- [Records provided]:
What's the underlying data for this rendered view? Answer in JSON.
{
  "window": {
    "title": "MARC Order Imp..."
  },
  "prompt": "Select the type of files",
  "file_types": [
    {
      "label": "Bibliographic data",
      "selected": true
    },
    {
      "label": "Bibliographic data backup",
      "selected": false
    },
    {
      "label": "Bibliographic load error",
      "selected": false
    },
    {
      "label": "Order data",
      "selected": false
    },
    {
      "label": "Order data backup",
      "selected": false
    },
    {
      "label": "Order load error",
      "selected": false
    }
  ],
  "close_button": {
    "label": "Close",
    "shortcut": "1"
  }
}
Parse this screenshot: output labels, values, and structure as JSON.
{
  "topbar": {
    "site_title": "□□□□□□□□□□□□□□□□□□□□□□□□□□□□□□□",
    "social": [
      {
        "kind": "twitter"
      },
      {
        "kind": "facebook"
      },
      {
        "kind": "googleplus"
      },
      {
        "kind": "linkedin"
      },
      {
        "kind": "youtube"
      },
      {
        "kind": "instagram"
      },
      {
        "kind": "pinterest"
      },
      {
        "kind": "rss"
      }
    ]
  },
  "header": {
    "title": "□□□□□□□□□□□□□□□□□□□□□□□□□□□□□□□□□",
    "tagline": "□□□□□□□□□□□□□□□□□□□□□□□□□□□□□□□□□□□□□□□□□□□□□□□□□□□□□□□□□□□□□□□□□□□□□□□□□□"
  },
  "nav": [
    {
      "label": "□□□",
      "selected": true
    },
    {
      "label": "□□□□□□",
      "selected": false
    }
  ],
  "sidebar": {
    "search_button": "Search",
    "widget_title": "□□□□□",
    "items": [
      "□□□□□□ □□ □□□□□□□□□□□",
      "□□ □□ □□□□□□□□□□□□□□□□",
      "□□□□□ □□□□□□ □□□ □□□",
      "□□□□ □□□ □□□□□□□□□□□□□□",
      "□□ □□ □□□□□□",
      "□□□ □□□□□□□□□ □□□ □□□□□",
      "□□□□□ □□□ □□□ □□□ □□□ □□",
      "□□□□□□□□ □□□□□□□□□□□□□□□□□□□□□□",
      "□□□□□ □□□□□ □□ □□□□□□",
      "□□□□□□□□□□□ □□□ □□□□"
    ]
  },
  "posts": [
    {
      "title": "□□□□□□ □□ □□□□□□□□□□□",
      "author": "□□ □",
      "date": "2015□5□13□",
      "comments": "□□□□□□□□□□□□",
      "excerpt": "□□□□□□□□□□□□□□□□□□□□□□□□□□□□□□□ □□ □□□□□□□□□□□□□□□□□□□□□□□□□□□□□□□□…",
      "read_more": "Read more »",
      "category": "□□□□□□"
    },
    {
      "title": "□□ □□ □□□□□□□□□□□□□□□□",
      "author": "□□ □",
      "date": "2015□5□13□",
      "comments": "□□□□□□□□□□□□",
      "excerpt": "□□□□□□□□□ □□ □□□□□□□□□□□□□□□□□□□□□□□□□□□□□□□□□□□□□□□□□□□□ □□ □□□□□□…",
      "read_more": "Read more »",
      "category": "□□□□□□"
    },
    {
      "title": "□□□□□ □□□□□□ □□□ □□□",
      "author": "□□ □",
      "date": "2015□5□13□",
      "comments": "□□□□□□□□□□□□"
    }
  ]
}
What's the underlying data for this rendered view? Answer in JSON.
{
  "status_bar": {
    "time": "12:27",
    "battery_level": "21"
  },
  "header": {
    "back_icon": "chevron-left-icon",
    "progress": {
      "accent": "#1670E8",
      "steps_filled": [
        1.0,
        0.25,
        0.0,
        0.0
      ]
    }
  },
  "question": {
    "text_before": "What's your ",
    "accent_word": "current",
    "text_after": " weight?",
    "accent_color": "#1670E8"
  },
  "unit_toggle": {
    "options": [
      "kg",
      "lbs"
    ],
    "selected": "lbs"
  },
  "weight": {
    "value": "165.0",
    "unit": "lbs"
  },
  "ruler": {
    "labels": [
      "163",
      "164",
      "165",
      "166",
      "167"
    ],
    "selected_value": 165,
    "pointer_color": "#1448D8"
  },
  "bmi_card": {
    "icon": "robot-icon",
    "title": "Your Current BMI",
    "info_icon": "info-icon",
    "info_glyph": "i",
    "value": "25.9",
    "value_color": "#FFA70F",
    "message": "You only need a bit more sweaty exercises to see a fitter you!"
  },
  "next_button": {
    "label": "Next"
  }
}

- [Directive]: All lines above containing the string "Bibliographic" are to be collected.

- [Solution to this task]:
      "label": "Bibliographic data",
      "label": "Bibliographic data backup",
      "label": "Bibliographic load error",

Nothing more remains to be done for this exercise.